Prompt: Repeat the entire listing exactly.

(Dataset rows)
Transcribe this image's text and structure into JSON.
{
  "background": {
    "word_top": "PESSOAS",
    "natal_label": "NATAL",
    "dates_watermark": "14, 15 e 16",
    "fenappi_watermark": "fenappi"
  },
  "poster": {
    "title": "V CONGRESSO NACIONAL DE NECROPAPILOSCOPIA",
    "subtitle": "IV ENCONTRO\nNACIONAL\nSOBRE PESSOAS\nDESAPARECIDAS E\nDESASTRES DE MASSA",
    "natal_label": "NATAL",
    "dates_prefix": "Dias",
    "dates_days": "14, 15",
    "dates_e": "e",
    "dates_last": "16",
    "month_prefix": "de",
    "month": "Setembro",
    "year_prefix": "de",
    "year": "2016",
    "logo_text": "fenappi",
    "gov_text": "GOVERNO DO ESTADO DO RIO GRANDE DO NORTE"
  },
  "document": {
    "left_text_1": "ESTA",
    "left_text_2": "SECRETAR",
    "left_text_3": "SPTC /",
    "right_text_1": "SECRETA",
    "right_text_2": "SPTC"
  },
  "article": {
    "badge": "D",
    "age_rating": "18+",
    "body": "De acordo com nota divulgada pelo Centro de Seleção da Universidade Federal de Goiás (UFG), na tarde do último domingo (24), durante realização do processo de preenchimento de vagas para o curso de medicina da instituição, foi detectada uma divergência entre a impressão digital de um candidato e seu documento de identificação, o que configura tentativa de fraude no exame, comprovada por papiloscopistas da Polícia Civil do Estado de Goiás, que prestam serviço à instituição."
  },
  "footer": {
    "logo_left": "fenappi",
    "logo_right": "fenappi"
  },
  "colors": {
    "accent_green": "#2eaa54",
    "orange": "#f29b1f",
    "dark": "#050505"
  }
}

Task answer:
Transcribe this image's text and structure into JSON.
{
  "background": {
    "word_top": "PESSOAS",
    "natal_label": "NATAL",
    "dates_watermark": "14, 15 e 16",
    "fenappi_watermark": "fenappi"
  },
  "poster": {
    "title": "V CONGRESSO NACIONAL DE NECROPAPILOSCOPIA",
    "subtitle": "IV ENCONTRO\nNACIONAL\nSOBRE PESSOAS\nDESAPARECIDAS E\nDESASTRES DE MASSA",
    "natal_label": "NATAL",
    "dates_prefix": "Dias",
    "dates_days": "14, 15",
    "dates_e": "e",
    "dates_last": "16",
    "month_prefix": "de",
    "month": "Setembro",
    "year_prefix": "de",
    "year": "2016",
    "logo_text": "fenappi",
    "gov_text": "GOVERNO DO ESTADO DO RIO GRANDE DO NORTE"
  },
  "document": {
    "left_text_1": "ESTA",
    "left_text_2": "SECRETAR",
    "left_text_3": "SPTC /",
    "right_text_1": "SECRETA",
    "right_text_2": "SPTC"
  },
  "article": {
    "badge": "D",
    "age_rating": "18+",
    "body": "De acordo com nota divulgada pelo Centro de Seleção da Universidade Federal de Goiás (UFG), na tarde do último domingo (24), durante realização do processo de preenchimento de vagas para o curso de medicina da instituição, foi detectada uma divergência entre a impressão digital de um candidato e seu documento de identificação, o que configura tentativa de fraude no exame, comprovada por papiloscopistas da Polícia Civil do Estado de Goiás, que prestam serviço à instituição."
  },
  "footer": {
    "logo_left": "fenappi",
    "logo_right": "fenappi"
  },
  "colors": {
    "accent_green": "#2eaa54",
    "orange": "#f29b1f",
    "dark": "#050505"
  }
}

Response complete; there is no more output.